▶ [Written task]: The records that follow are to be repeated exactly, with the pictures removed.

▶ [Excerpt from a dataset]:

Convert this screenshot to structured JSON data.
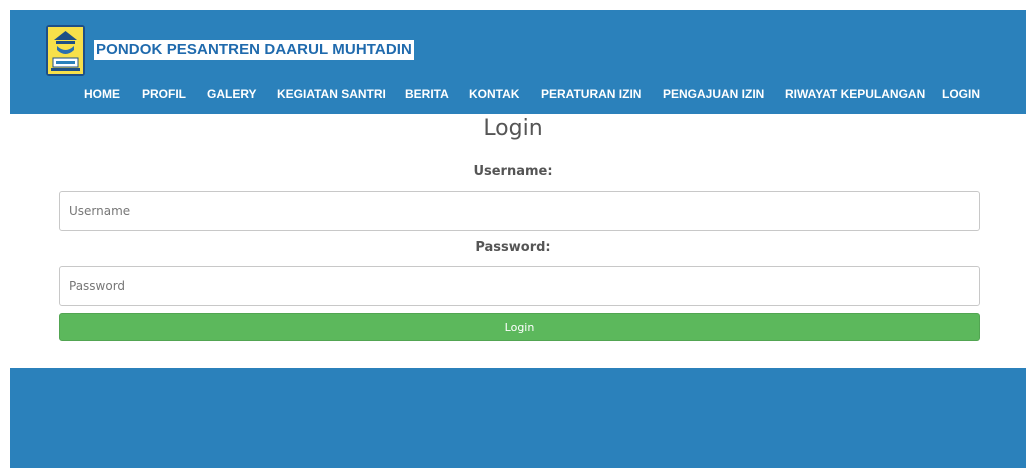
{
  "header": {
    "brand_title": "PONDOK PESANTREN DAARUL MUHTADIN",
    "logo_icon": "pesantren-emblem-icon",
    "bg_color": "#2b81bb"
  },
  "nav": {
    "items": [
      {
        "label": "HOME"
      },
      {
        "label": "PROFIL"
      },
      {
        "label": "GALERY"
      },
      {
        "label": "KEGIATAN SANTRI"
      },
      {
        "label": "BERITA"
      },
      {
        "label": "KONTAK"
      },
      {
        "label": "PERATURAN IZIN"
      },
      {
        "label": "PENGAJUAN IZIN"
      },
      {
        "label": "RIWAYAT KEPULANGAN"
      },
      {
        "label": "LOGIN"
      }
    ]
  },
  "login": {
    "title": "Login",
    "username_label": "Username:",
    "username_placeholder": "Username",
    "username_value": "",
    "password_label": "Password:",
    "password_placeholder": "Password",
    "password_value": "",
    "submit_label": "Login",
    "submit_color": "#5cb85c"
  }
}
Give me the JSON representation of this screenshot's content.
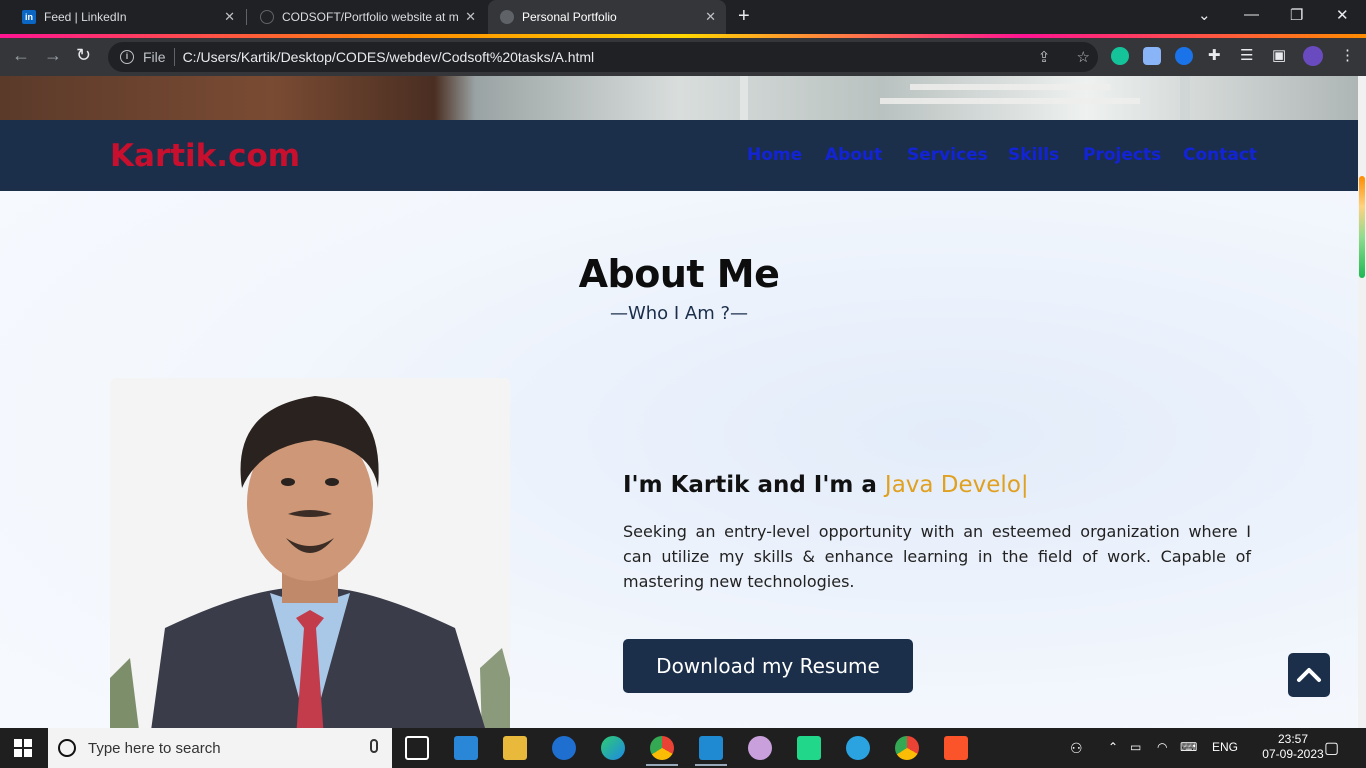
{
  "browser": {
    "tabs": [
      {
        "title": "Feed | LinkedIn",
        "icon": "linkedin-icon"
      },
      {
        "title": "CODSOFT/Portfolio website at m",
        "icon": "github-icon"
      },
      {
        "title": "Personal Portfolio",
        "icon": "globe-icon",
        "active": true
      }
    ],
    "address": {
      "label": "File",
      "url": "C:/Users/Kartik/Desktop/CODES/webdev/Codsoft%20tasks/A.html"
    }
  },
  "site": {
    "logo": "Kartik.com",
    "nav": [
      "Home",
      "About",
      "Services",
      "Skills",
      "Projects",
      "Contact"
    ],
    "about": {
      "title": "About Me",
      "subtitle": "—Who I Am ?—",
      "intro_prefix": "I'm Kartik and I'm a ",
      "intro_role": "Java Develo",
      "intro_cursor": "|",
      "description": "Seeking an entry-level opportunity with an esteemed organization where I can utilize my skills & enhance learning in the field of work. Capable of mastering new technologies.",
      "resume_button": "Download my Resume"
    }
  },
  "taskbar": {
    "search_placeholder": "Type here to search",
    "language": "ENG",
    "time": "23:57",
    "date": "07-09-2023"
  },
  "colors": {
    "nav_bg": "#1b2f4b",
    "logo": "#c8102e",
    "nav_link": "#1224d6",
    "accent": "#e0a020"
  }
}
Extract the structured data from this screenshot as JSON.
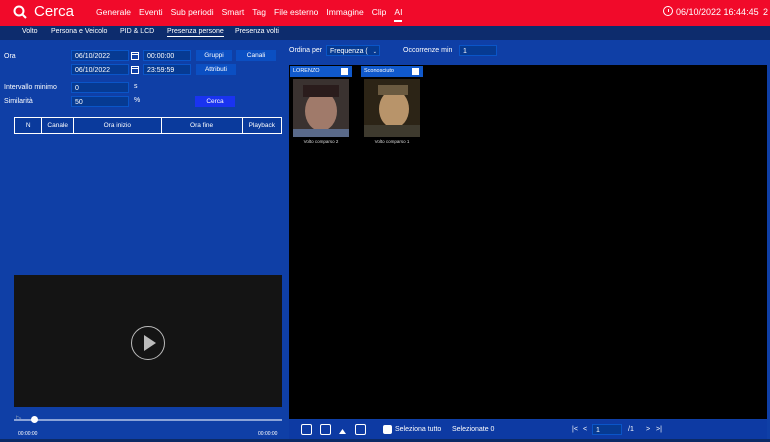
{
  "app": {
    "title": "Cerca"
  },
  "top_nav": [
    "Generale",
    "Eventi",
    "Sub periodi",
    "Smart",
    "Tag",
    "File esterno",
    "Immagine",
    "Clip",
    "AI"
  ],
  "top_nav_active_index": 8,
  "datetime": "06/10/2022 16:44:45",
  "corner_text": "2",
  "sub_tabs": [
    "Volto",
    "Persona e Veicolo",
    "PID & LCD",
    "Presenza persone",
    "Presenza volti"
  ],
  "sub_tabs_active_index": 3,
  "left": {
    "ora_label": "Ora",
    "start_date": "06/10/2022",
    "start_time": "00:00:00",
    "end_date": "06/10/2022",
    "end_time": "23:59:59",
    "gruppi_btn": "Gruppi",
    "canali_btn": "Canali",
    "attributi_btn": "Attributi",
    "intervallo_label": "Intervallo minimo",
    "intervallo_value": "0",
    "intervallo_unit": "s",
    "similarita_label": "Similarità",
    "similarita_value": "50",
    "similarita_unit": "%",
    "cerca_btn": "Cerca",
    "table_headers": [
      "N",
      "Canale",
      "Ora inizio",
      "Ora fine",
      "Playback"
    ],
    "time_start": "00:00:00",
    "time_end": "00:00:00"
  },
  "right": {
    "ordina_label": "Ordina per",
    "ordina_value": "Frequenza (",
    "occorrenze_label": "Occorrenze min",
    "occorrenze_value": "1",
    "cards": [
      {
        "name": "LORENZO",
        "caption": "Volto comparso 2"
      },
      {
        "name": "Sconosciuto",
        "caption": "Volto comparso 1"
      }
    ],
    "seleziona_tutto": "Seleziona tutto",
    "selezionate": "Selezionate 0",
    "page_value": "1",
    "page_total": "/1"
  },
  "colors": {
    "topbar": "#f10a2a",
    "panel": "#0f3fa6",
    "button": "#0b4fc2"
  }
}
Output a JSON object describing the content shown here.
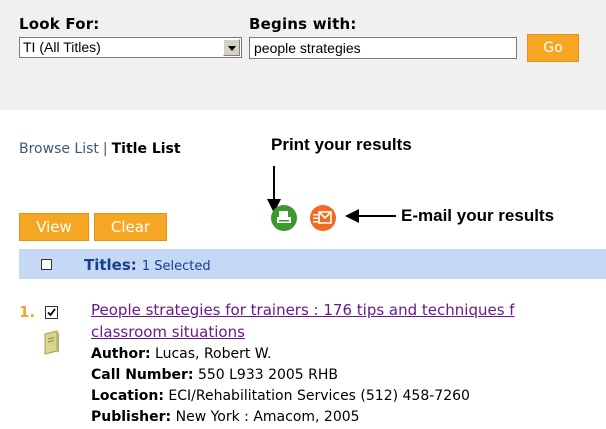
{
  "search": {
    "look_for_label": "Look For:",
    "look_for_value": "TI (All Titles)",
    "begins_with_label": "Begins with:",
    "begins_with_value": "people strategies",
    "go_label": "Go"
  },
  "nav": {
    "browse_list": "Browse List",
    "separator": "|",
    "title_list": "Title List"
  },
  "annotations": {
    "print": "Print your results",
    "email": "E-mail your results"
  },
  "toolbar": {
    "view_label": "View",
    "clear_label": "Clear"
  },
  "titles_header": {
    "label": "Titles:",
    "selected": "1 Selected"
  },
  "results": [
    {
      "number": "1.",
      "title_line1": "People strategies for trainers : 176 tips and techniques f",
      "title_line2": "classroom situations",
      "author_label": "Author:",
      "author": "Lucas, Robert W.",
      "call_number_label": "Call Number:",
      "call_number": "550 L933 2005 RHB",
      "location_label": "Location:",
      "location": "ECI/Rehabilitation Services (512) 458-7260",
      "publisher_label": "Publisher:",
      "publisher": "New York : Amacom, 2005"
    }
  ],
  "colors": {
    "orange": "#f5a623",
    "title_bar": "#c5d8f5",
    "print_icon": "#3c9a2c",
    "email_icon": "#f26a21",
    "link": "#6a1a8a"
  },
  "icons": {
    "print": "printer-icon",
    "email": "envelope-icon",
    "item_type": "book-icon"
  }
}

▶ [Solved exercise]:
Convert this screenshot to structured JSON data.
{
  "header": {
    "brand_title": "PONDOK PESANTREN DAARUL MUHTADIN",
    "logo_icon": "pesantren-emblem-icon",
    "bg_color": "#2b81bb"
  },
  "nav": {
    "items": [
      {
        "label": "HOME"
      },
      {
        "label": "PROFIL"
      },
      {
        "label": "GALERY"
      },
      {
        "label": "KEGIATAN SANTRI"
      },
      {
        "label": "BERITA"
      },
      {
        "label": "KONTAK"
      },
      {
        "label": "PERATURAN IZIN"
      },
      {
        "label": "PENGAJUAN IZIN"
      },
      {
        "label": "RIWAYAT KEPULANGAN"
      },
      {
        "label": "LOGIN"
      }
    ]
  },
  "login": {
    "title": "Login",
    "username_label": "Username:",
    "username_placeholder": "Username",
    "username_value": "",
    "password_label": "Password:",
    "password_placeholder": "Password",
    "password_value": "",
    "submit_label": "Login",
    "submit_color": "#5cb85c"
  }
}
Give me the JSON representation of this screenshot's content.
{
  "browser": {
    "tabs": [
      {
        "title": "Feed | LinkedIn",
        "icon": "linkedin-icon"
      },
      {
        "title": "CODSOFT/Portfolio website at m",
        "icon": "github-icon"
      },
      {
        "title": "Personal Portfolio",
        "icon": "globe-icon",
        "active": true
      }
    ],
    "address": {
      "label": "File",
      "url": "C:/Users/Kartik/Desktop/CODES/webdev/Codsoft%20tasks/A.html"
    }
  },
  "site": {
    "logo": "Kartik.com",
    "nav": [
      "Home",
      "About",
      "Services",
      "Skills",
      "Projects",
      "Contact"
    ],
    "about": {
      "title": "About Me",
      "subtitle": "—Who I Am ?—",
      "intro_prefix": "I'm Kartik and I'm a ",
      "intro_role": "Java Develo",
      "intro_cursor": "|",
      "description": "Seeking an entry-level opportunity with an esteemed organization where I can utilize my skills & enhance learning in the field of work. Capable of mastering new technologies.",
      "resume_button": "Download my Resume"
    }
  },
  "taskbar": {
    "search_placeholder": "Type here to search",
    "language": "ENG",
    "time": "23:57",
    "date": "07-09-2023"
  },
  "colors": {
    "nav_bg": "#1b2f4b",
    "logo": "#c8102e",
    "nav_link": "#1224d6",
    "accent": "#e0a020"
  }
}
Extract the structured data from this screenshot as JSON.
{
  "app": {
    "title": "Cerca"
  },
  "top_nav": [
    "Generale",
    "Eventi",
    "Sub periodi",
    "Smart",
    "Tag",
    "File esterno",
    "Immagine",
    "Clip",
    "AI"
  ],
  "top_nav_active_index": 8,
  "datetime": "06/10/2022 16:44:45",
  "corner_text": "2",
  "sub_tabs": [
    "Volto",
    "Persona e Veicolo",
    "PID & LCD",
    "Presenza persone",
    "Presenza volti"
  ],
  "sub_tabs_active_index": 3,
  "left": {
    "ora_label": "Ora",
    "start_date": "06/10/2022",
    "start_time": "00:00:00",
    "end_date": "06/10/2022",
    "end_time": "23:59:59",
    "gruppi_btn": "Gruppi",
    "canali_btn": "Canali",
    "attributi_btn": "Attributi",
    "intervallo_label": "Intervallo minimo",
    "intervallo_value": "0",
    "intervallo_unit": "s",
    "similarita_label": "Similarità",
    "similarita_value": "50",
    "similarita_unit": "%",
    "cerca_btn": "Cerca",
    "table_headers": [
      "N",
      "Canale",
      "Ora inizio",
      "Ora fine",
      "Playback"
    ],
    "time_start": "00:00:00",
    "time_end": "00:00:00"
  },
  "right": {
    "ordina_label": "Ordina per",
    "ordina_value": "Frequenza (",
    "occorrenze_label": "Occorrenze min",
    "occorrenze_value": "1",
    "cards": [
      {
        "name": "LORENZO",
        "caption": "Volto comparso 2"
      },
      {
        "name": "Sconosciuto",
        "caption": "Volto comparso 1"
      }
    ],
    "seleziona_tutto": "Seleziona tutto",
    "selezionate": "Selezionate 0",
    "page_value": "1",
    "page_total": "/1"
  },
  "colors": {
    "topbar": "#f10a2a",
    "panel": "#0f3fa6",
    "button": "#0b4fc2"
  }
}
Output a JSON object describing the content shown here.
{
  "search": {
    "look_for_label": "Look For:",
    "look_for_value": "TI (All Titles)",
    "begins_with_label": "Begins with:",
    "begins_with_value": "people strategies",
    "go_label": "Go"
  },
  "nav": {
    "browse_list": "Browse List",
    "separator": "|",
    "title_list": "Title List"
  },
  "annotations": {
    "print": "Print your results",
    "email": "E-mail your results"
  },
  "toolbar": {
    "view_label": "View",
    "clear_label": "Clear"
  },
  "titles_header": {
    "label": "Titles:",
    "selected": "1 Selected"
  },
  "results": [
    {
      "number": "1.",
      "title_line1": "People strategies for trainers : 176 tips and techniques f",
      "title_line2": "classroom situations",
      "author_label": "Author:",
      "author": "Lucas, Robert W.",
      "call_number_label": "Call Number:",
      "call_number": "550 L933 2005 RHB",
      "location_label": "Location:",
      "location": "ECI/Rehabilitation Services (512) 458-7260",
      "publisher_label": "Publisher:",
      "publisher": "New York : Amacom, 2005"
    }
  ],
  "colors": {
    "orange": "#f5a623",
    "title_bar": "#c5d8f5",
    "print_icon": "#3c9a2c",
    "email_icon": "#f26a21",
    "link": "#6a1a8a"
  },
  "icons": {
    "print": "printer-icon",
    "email": "envelope-icon",
    "item_type": "book-icon"
  }
}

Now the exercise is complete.